— Start WORKING DATA —
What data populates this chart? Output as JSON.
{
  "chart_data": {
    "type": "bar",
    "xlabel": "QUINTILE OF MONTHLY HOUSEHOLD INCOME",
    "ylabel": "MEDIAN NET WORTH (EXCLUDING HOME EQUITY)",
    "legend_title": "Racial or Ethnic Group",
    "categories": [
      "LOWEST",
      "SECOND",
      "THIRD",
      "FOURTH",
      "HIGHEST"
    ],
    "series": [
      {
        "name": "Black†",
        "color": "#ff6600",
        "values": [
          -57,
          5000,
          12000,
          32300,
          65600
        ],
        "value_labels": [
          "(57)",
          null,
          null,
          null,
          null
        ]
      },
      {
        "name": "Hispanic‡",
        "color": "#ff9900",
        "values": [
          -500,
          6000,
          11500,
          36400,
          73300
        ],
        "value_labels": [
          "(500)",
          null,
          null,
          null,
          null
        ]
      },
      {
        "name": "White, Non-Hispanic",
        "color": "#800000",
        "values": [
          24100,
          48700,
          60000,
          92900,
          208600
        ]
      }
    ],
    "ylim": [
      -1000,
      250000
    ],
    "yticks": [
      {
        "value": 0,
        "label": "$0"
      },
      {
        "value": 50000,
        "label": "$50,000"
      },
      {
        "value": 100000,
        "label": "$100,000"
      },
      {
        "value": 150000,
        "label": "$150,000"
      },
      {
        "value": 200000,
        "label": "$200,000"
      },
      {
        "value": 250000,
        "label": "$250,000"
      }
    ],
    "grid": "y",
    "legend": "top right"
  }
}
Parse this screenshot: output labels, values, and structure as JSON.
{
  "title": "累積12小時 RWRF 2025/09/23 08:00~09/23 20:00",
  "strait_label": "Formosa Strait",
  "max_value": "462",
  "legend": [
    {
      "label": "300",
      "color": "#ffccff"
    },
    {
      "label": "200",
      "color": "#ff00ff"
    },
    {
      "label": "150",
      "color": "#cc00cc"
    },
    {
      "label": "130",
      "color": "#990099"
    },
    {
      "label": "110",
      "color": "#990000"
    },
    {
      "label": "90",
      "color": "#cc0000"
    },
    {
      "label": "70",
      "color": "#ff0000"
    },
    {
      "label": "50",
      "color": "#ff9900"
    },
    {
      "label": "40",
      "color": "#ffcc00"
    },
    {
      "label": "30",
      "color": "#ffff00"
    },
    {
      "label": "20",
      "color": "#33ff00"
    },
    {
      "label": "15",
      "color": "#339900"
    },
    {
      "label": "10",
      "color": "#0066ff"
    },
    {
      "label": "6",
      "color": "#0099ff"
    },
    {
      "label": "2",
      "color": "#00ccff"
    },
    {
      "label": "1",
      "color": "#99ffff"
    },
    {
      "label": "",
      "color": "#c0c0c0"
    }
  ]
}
— End WORKING DATA —
## STATED TASK
Return each line of the data that contains the string "Hispanic".

## THE RESPONSE
        "name": "Hispanic‡",
        "name": "White, Non-Hispanic",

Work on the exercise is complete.